Tasks to carry out:
1. Copy the stretch of the passage on gelatin from "The skin, bones, and" through "down, and purified.", word for word.
2. Write the next part of the passage on gelatin, picking up after its last sentence.

Excerpt to read START

Jell-O and similar desserts are about 87 percent sugar and 9 or 10 percent gelatin, plus flavoring and coloring.
Kids love three things about the stuff: It is brightly colored, it is very sweet, and it jiggles. Mothers don’t mind, because gelatin is pure protein. The gelatin, which of course is the jiggler, really does come from pig skins, cattle hides, and cattle bones. But stop squirming. Every time you’ve made soup or stock that jelled in the refrigerator, you’ve made gelatin out of chicken hides or beef bones.
The skin, bones, and connective tissue of vertebrate animals contain a fibrous protein called collagen. There is no collagen in hoofs, hair, or horns. When treated with hot acid (usually hydrochloric or sulfuric acid) or alkali (usually lime), collagen turns into gelatin, a somewhat different protein that dissolves in water. The gelatin is then extracted into hot water, boiled down, and purified.

Excerpt to read END
Data section START

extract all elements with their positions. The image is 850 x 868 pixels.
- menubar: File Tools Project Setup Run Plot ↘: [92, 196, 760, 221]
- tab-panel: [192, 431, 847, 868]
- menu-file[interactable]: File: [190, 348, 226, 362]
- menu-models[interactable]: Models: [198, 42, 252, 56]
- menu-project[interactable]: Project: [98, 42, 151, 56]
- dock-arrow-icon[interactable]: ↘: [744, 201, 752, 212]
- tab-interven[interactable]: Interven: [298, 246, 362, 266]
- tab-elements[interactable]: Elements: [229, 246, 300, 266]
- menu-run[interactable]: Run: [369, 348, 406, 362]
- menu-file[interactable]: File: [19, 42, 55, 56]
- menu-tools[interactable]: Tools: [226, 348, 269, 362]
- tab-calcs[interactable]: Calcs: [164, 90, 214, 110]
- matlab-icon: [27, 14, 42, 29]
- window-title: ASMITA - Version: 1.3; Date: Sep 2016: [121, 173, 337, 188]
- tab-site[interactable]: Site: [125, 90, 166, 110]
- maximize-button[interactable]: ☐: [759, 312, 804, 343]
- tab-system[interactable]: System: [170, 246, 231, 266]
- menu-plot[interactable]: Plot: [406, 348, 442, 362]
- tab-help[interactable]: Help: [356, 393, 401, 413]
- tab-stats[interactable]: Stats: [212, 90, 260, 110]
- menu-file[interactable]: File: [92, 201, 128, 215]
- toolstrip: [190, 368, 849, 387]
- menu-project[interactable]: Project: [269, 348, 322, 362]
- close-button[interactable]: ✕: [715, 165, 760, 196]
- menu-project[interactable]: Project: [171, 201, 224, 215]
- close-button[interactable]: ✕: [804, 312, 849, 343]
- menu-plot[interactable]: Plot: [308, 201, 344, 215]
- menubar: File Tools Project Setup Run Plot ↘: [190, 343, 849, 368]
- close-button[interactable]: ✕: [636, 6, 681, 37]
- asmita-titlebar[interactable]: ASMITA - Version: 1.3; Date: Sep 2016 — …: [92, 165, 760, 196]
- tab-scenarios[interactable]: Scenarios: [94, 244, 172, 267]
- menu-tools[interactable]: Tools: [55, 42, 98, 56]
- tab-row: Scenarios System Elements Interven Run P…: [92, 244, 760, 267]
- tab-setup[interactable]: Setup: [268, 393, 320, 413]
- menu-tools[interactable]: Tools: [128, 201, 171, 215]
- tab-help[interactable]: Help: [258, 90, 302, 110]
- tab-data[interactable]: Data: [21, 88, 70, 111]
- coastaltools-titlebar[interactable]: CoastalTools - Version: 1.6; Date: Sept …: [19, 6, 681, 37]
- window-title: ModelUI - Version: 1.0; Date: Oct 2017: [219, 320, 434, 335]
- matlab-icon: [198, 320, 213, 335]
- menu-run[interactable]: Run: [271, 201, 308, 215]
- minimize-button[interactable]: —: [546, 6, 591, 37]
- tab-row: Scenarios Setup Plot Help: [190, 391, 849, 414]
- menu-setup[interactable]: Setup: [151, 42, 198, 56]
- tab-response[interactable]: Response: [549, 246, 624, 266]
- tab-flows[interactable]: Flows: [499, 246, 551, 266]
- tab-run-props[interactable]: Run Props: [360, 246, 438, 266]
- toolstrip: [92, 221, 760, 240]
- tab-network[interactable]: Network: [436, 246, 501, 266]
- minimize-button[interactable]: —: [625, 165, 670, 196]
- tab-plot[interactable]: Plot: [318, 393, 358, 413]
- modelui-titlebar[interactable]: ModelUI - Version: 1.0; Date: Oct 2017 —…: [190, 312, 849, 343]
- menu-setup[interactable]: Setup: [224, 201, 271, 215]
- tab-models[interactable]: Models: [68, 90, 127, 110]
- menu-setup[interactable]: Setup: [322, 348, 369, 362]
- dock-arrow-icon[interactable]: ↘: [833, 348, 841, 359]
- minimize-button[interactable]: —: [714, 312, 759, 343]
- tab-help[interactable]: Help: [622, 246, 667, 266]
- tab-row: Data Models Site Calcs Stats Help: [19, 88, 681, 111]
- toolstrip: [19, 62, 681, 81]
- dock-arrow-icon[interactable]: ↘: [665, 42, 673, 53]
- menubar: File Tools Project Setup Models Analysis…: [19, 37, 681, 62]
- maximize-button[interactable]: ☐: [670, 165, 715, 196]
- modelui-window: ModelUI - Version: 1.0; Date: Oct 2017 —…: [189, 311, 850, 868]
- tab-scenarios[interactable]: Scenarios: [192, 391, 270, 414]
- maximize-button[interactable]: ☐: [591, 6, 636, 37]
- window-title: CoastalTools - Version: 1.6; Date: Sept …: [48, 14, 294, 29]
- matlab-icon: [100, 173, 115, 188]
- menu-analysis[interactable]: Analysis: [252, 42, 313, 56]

Data section END

Answers to the exercises:
1.
The skin, bones, and connective tissue of vertebrate animals contain a fibrous protein called collagen. There is no collagen in hoofs, hair, or horns. When treated with hot acid (usually hydrochloric or sulfuric acid) or alkali (usually lime), collagen turns into gelatin, a somewhat different protein that dissolves in water. The gelatin is then extracted into hot water, boiled down, and purified.

2.
You wouldn’t want to see, or smell, the early stages of the purification process.
But by the time the gelatin leaves the factory, it has been thoroughly washed at various stages to get the acid or alkali out, then finally filtered, deionized (a way of removing chemical impurities), and sterilized. What eventually leaves the factory is a pale yellow, brittle, plastic-like solid in the form of ribbons, noodles, sheets, or powder. When this solid gelatin is soaked in cold water, it absorbs water and swells up; then, when the water is heated, it dissolves to form a thick liquid that jells on cooling.
As a protein, gelatin is obviously nutritious, although it isn’t what nutritionists call a complete protein. But what is most fun about it is that when dissolved in water it’s a gel (a jelly-like substance) when cold and a liquid when warm. It literally “melts in your mouth.” That’s the main characteristic that it gives to confections from marshmallows to Gummi Bears, whose gumminess comes from a high proportion, around 8 or 9 percent, of gelatin. And guess what holds those tiny white dots on the tops of nonpareil chocolate candies? Right, gelatin used as an adhesive.
Most of the gelatin made in the United States, more than a hundred million pounds a year, is slurped in the form of gelatin desserts.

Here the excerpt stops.